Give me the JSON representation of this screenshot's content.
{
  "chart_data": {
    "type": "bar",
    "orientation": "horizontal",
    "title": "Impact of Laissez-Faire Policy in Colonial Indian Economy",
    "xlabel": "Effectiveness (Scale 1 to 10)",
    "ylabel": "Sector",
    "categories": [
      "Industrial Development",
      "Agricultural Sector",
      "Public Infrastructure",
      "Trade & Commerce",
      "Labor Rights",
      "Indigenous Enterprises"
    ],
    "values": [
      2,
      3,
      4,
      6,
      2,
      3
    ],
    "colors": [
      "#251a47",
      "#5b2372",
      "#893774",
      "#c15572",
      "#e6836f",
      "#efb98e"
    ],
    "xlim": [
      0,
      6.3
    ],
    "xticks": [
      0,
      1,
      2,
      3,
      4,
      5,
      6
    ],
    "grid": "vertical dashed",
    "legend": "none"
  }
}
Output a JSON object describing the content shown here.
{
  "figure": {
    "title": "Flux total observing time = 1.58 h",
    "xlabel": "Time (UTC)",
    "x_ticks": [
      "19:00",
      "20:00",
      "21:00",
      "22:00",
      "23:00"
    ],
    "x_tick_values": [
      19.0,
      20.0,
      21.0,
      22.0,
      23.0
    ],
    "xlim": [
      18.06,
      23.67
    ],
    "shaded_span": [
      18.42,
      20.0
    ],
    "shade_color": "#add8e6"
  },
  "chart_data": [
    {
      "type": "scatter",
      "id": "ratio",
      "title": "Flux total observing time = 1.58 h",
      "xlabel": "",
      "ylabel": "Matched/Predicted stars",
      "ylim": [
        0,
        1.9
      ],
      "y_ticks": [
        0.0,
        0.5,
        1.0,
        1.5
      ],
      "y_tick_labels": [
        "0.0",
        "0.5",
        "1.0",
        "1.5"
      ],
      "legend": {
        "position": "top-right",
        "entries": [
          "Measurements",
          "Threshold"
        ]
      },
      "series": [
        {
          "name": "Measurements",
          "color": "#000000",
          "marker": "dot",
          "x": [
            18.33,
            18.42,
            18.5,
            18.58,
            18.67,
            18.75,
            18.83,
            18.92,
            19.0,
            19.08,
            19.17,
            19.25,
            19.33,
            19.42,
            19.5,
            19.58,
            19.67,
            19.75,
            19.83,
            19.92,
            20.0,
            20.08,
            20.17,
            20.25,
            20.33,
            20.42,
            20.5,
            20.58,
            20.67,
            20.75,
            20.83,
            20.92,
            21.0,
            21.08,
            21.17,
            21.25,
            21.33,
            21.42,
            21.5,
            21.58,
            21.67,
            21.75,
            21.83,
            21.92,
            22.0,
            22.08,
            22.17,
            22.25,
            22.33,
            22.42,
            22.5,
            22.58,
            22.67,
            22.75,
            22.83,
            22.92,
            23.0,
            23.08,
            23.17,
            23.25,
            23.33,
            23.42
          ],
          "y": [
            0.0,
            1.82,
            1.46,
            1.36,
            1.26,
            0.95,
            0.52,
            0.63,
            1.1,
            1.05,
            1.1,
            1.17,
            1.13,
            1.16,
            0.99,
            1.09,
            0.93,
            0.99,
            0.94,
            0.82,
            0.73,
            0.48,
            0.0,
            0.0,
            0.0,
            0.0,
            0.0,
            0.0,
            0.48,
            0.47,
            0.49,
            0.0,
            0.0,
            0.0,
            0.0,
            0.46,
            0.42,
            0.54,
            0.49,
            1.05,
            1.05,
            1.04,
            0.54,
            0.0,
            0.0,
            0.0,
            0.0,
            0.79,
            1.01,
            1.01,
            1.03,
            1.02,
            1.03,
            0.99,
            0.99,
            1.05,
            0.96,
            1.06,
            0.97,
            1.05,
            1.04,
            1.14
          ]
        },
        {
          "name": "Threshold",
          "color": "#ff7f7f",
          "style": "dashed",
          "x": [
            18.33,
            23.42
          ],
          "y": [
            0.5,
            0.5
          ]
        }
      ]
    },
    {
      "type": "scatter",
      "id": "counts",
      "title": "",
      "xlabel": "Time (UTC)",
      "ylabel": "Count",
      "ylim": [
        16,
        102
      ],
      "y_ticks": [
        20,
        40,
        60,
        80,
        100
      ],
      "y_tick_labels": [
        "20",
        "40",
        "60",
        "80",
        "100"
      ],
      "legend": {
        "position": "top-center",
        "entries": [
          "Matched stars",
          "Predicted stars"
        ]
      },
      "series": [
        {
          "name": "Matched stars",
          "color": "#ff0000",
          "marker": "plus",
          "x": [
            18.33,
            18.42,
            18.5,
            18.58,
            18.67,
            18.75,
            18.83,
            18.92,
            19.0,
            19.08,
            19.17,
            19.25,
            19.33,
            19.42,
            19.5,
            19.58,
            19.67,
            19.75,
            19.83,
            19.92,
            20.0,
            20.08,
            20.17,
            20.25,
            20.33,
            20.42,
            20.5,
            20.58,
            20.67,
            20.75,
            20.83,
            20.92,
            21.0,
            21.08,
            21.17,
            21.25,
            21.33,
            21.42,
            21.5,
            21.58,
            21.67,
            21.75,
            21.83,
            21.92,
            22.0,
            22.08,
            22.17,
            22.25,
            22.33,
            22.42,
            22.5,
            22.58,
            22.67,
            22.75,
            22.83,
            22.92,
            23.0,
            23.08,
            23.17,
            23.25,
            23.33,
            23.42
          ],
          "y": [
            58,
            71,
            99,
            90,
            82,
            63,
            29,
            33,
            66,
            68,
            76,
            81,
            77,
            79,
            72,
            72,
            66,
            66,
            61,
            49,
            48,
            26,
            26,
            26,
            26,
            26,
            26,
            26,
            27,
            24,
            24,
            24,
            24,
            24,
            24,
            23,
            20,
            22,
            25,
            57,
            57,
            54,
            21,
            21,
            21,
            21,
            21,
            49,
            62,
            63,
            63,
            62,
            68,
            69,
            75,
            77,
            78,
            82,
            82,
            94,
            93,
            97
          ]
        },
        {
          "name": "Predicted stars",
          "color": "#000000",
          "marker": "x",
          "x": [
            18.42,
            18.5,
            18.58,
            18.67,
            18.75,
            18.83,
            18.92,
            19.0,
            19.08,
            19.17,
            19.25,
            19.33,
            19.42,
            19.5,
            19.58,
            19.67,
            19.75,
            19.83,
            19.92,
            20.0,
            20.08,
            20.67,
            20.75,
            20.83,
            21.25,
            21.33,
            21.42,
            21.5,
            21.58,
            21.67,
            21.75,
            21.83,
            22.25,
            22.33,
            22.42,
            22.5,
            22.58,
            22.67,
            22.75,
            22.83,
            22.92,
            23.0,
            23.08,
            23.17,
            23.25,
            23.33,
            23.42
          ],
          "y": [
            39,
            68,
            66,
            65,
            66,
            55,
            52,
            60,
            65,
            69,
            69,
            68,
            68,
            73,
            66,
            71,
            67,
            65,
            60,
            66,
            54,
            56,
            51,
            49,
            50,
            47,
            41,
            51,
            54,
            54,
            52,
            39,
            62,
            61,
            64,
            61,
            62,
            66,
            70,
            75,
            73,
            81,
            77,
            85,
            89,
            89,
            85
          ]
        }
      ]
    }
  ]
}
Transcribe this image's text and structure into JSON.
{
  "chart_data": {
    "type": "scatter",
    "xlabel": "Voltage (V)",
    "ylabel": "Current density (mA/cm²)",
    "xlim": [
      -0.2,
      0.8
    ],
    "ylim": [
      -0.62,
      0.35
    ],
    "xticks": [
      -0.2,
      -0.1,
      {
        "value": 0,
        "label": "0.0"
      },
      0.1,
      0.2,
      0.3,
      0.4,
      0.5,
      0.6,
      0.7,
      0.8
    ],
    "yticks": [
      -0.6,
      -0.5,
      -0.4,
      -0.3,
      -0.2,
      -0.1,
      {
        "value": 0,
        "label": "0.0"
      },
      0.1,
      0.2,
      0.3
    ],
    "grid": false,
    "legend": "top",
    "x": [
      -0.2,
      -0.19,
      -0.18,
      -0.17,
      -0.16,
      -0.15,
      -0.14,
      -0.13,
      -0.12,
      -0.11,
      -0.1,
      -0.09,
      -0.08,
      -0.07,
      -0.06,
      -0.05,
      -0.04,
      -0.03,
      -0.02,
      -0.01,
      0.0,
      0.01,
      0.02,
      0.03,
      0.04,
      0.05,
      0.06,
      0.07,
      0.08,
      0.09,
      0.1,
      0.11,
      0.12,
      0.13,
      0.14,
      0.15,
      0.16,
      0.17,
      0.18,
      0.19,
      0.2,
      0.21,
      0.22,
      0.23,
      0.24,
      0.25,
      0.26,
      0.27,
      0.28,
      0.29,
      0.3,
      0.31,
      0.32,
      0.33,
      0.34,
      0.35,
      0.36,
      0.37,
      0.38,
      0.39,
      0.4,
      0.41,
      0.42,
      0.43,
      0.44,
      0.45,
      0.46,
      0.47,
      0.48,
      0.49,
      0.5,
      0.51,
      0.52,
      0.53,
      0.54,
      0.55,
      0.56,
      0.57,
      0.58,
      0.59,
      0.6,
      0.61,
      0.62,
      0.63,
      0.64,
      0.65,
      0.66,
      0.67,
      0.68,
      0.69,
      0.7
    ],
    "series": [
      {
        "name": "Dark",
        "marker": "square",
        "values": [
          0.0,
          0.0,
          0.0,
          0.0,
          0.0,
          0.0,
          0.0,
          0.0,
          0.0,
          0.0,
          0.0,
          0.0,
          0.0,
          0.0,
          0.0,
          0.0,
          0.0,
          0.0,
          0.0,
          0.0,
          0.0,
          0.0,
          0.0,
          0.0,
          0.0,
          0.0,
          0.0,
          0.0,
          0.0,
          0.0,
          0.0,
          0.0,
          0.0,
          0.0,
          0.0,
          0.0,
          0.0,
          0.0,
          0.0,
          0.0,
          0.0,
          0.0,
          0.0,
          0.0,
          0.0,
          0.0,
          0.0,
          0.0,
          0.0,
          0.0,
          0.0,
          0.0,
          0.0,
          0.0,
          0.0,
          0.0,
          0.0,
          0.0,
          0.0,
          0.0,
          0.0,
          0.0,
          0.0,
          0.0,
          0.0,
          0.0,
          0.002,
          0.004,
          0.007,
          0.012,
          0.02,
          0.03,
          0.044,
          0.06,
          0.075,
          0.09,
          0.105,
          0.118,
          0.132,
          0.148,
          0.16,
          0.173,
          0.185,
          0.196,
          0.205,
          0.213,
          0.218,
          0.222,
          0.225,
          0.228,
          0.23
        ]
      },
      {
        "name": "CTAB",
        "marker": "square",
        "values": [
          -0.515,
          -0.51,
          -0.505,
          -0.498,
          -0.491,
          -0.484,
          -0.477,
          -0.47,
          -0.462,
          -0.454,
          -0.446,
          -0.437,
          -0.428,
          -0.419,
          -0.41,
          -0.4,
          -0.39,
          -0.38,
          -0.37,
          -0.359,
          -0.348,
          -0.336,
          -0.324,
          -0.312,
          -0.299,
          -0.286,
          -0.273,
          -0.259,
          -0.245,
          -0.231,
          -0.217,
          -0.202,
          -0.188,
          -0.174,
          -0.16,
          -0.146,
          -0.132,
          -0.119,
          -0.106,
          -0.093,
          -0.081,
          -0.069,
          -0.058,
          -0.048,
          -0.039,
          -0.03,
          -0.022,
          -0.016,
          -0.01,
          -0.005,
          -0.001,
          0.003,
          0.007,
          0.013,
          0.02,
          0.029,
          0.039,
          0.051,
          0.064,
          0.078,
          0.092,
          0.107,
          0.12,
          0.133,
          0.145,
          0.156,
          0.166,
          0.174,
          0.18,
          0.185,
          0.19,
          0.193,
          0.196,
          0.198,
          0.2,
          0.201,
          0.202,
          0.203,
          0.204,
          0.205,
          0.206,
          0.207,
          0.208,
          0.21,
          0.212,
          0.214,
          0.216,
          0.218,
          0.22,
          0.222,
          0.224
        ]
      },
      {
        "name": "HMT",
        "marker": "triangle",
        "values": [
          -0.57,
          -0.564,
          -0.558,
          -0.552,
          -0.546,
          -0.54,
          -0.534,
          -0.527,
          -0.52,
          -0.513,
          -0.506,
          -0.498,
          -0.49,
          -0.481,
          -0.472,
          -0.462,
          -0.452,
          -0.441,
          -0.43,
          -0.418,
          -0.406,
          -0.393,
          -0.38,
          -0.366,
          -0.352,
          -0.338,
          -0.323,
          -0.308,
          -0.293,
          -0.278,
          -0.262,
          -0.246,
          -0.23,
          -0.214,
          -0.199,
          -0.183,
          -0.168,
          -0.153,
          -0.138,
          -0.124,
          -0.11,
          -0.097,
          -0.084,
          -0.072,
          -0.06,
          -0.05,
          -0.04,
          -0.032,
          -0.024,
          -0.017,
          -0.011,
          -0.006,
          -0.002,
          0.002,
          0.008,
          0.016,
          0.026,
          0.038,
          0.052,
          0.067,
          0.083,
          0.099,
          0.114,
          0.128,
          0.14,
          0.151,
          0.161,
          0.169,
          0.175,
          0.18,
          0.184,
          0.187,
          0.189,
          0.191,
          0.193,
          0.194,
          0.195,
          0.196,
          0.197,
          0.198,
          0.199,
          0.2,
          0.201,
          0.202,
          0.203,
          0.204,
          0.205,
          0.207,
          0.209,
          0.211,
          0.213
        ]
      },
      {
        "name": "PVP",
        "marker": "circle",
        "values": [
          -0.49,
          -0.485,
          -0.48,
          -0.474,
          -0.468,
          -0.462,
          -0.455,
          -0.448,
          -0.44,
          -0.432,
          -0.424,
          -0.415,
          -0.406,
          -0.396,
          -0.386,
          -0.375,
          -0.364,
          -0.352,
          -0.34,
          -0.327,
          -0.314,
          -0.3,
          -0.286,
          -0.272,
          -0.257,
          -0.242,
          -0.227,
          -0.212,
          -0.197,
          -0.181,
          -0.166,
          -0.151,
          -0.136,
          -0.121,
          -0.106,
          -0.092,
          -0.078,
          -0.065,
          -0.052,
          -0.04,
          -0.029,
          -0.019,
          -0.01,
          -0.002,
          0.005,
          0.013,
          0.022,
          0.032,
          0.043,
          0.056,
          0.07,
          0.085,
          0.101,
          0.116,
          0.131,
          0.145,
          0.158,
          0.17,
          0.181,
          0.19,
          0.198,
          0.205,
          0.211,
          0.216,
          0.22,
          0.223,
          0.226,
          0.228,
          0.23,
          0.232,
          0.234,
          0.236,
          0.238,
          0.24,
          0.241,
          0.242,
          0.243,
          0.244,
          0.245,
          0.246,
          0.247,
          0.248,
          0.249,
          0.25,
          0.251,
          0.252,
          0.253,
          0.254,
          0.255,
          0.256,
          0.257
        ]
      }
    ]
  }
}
· · · · · · ·
In the records above, collect each line with "marker".

          "marker": "dot",
          "marker": "plus",
          "marker": "x",
        "marker": "square",
        "marker": "square",
        "marker": "triangle",
        "marker": "circle",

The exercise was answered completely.